[start Extract to read]

John Moore Gaunt and the St Kilda Years

This Marker is all that remains of John Moore Gaunt's Grave
This broken brass marker is all that’s left of John Moore Gaunt’s grave in the old Bendigo Cemetery. NB: The number is not a date, it’s a marker number, often the only way of finding old graves.

Continuing on the series of background articles to Whistler’s Bones, this one covers the arrival of Charlie’s father in Australia, the meeting of his parents, and Charlie’s early years.

This is a long post, but if you’ve read Whistler’s Bones, or intend to, it will give you some extra background.

Charlie Gaunt’s father was called John Moore Gaunt, the son of a Leeds barrister and alderman. John arrived on the Tippoo Saib in 1852, twenty one years old, and full of ambition and charm. He was part of the first wave of goldfields immigrants, fired-up by stories of men picking nuggets off the surface at Mount Alexander and Ballarat.

By the time John reached the fields the plum claims were already pegged, but there were millions of tonnes of alluvial gravel still to be panned. He must have had some success with the sluice box, for in 1853 he purchased 40 acres of land at Yarram Yarram, near Mornington, in partnership with his brother. This he disposed of in the next few years, but then, in 1857, he took up a parcel of seventy acres. John, it seems, never set eyes on the block, but the land was leased out, with an annual rent of £20.

By 1856 John was living in Park Street, St Kilda, working for the Victorian government. Four years later, his big break came. He was appointed to the post of acting Gold Receiver in the town of Inglewood.

[end Extract to read]

# Request A
Can you copy out, word for word, the part of the entries that opens with their first line and closes with the line containing "x-tick-label: 40: [188, 332, 198, 342]", keeping both of those lines?

[start Records supplied]

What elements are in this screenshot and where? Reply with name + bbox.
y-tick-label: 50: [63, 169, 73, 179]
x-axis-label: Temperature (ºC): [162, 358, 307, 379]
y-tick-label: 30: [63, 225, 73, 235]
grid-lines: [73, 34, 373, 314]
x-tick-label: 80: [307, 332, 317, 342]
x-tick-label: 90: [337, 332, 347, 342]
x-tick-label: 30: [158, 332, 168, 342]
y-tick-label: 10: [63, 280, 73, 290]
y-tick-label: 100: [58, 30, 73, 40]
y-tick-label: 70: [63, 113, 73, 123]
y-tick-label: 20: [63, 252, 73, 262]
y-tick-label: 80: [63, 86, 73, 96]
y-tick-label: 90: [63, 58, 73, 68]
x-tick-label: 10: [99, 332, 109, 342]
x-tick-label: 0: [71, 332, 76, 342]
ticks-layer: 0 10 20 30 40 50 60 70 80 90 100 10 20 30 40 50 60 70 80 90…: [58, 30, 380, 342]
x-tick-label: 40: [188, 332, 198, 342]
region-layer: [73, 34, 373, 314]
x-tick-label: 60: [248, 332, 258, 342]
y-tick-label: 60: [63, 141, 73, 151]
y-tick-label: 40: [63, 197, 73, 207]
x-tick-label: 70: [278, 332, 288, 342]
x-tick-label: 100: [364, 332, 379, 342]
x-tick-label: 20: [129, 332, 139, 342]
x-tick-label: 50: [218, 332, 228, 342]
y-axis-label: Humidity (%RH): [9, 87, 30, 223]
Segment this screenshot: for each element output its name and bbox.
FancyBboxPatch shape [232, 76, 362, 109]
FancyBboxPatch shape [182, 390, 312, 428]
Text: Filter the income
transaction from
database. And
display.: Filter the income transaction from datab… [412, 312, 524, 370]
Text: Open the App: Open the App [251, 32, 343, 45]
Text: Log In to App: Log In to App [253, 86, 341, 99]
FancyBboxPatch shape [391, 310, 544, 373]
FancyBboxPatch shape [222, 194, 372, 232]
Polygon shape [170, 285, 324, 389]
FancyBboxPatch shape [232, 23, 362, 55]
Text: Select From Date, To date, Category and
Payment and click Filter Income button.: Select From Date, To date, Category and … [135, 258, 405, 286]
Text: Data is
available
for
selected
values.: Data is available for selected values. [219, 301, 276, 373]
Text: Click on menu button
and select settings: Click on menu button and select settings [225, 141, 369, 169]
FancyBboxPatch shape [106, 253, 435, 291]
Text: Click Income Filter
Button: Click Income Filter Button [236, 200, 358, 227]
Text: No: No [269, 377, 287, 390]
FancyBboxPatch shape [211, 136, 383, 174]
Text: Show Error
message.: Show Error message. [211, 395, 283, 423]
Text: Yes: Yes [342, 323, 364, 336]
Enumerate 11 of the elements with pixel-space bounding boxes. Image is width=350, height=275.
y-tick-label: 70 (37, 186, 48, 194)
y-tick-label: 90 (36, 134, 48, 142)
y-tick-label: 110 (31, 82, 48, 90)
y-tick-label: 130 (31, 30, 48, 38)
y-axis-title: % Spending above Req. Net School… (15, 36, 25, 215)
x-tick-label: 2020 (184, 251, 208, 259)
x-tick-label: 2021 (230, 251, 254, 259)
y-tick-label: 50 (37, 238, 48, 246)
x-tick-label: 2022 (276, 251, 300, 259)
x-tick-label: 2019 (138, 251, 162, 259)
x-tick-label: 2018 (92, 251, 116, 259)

[end Records supplied]

# Request B
Could you continue the piece about John Moore Gaunt from where it stops?

# Expected output A
What elements are in this screenshot and where? Reply with name + bbox.
y-tick-label: 50: [63, 169, 73, 179]
x-axis-label: Temperature (ºC): [162, 358, 307, 379]
y-tick-label: 30: [63, 225, 73, 235]
grid-lines: [73, 34, 373, 314]
x-tick-label: 80: [307, 332, 317, 342]
x-tick-label: 90: [337, 332, 347, 342]
x-tick-label: 30: [158, 332, 168, 342]
y-tick-label: 10: [63, 280, 73, 290]
y-tick-label: 100: [58, 30, 73, 40]
y-tick-label: 70: [63, 113, 73, 123]
y-tick-label: 20: [63, 252, 73, 262]
y-tick-label: 80: [63, 86, 73, 96]
y-tick-label: 90: [63, 58, 73, 68]
x-tick-label: 10: [99, 332, 109, 342]
x-tick-label: 0: [71, 332, 76, 342]
ticks-layer: 0 10 20 30 40 50 60 70 80 90 100 10 20 30 40 50 60 70 80 90…: [58, 30, 380, 342]
x-tick-label: 40: [188, 332, 198, 342]

# Expected output B
Life in Inglewood suited John, and he made a life-long friend, a young doctor, around his own age, called Henry Hayton Radcliffe. Together they joined the Aurora Lodge of the Freemasons, a fraternity of Anglican businessmen organised into lodges: the members of which advance through a series of guilds. The lodges offered networking opportunities similar to modern day Lions and Rotary Clubs.

Augusta Fuller and her sister Charlotte were by then eligible young women, living in the area. Augusta was in her late teens, Charlotte her early twenties.

John Gaunt was playing cricket for the Inglewood XI one fine Saturday, making a sensible thirty-six runs before tea. At the break mutual friends presented him to Augusta.

‘I enjoyed watching you bat,’ she said.

‘If I’d known such a presentable lady was watching I would have bashed out a century.’

After tea John returned to the crease and was clean bowled first ball!

John Gaunt was fifteen years older than Augusta, and must have made her heart skip a few beats. After all, in 1862 he had been added to the roll of Magistrates for the State of Victoria. He appeared to offer stability and financial well-being, qualities that must have been irresistible to Augusta.

The wedding followed three months later, on the second of December 1863. The Reverend William Chalmers conducted the ceremony. Anna Maria gave her daughter away and John’s mate and brother-in-law Henry was best man.

The future seemed bright. John and Augusta were essentially compatible. Both from strong Church of England families, with intelligent, professional forbears, they were committed to their family and looked forward to raising children together.

John and Augusta’s eldest son, William, was born in Inglewood, near Bendigo, yet the rising star of John’s career was faltering. He formally resigned from the roll of magistrates in the Colony of Victoria. No reason was recorded, and he was soon being shunted between lesser roles.

The family moved to Melbourne, and were living in Argyle Street, St Kilda, on December the 6th, 1865, when the couple gave birth to a second male child. They named him Charles Edward Gaunt.

John Gaunt had a dry and cutting Yorkshireman’s sense of humour, and had always been keen on a drink or two. Increasing overindulgence meant that cracks soon appeared in his life, both personally and professionally. He was posted to Bairnsdale, Gippsland, first as an acting Lands Officer, then as Clerk of Courts, but his fondness for whisky made it difficult for him to carry out his duties to the satisfaction of his superiors. It was also tough on his family, for he was a hard man, prone to bouts of violence.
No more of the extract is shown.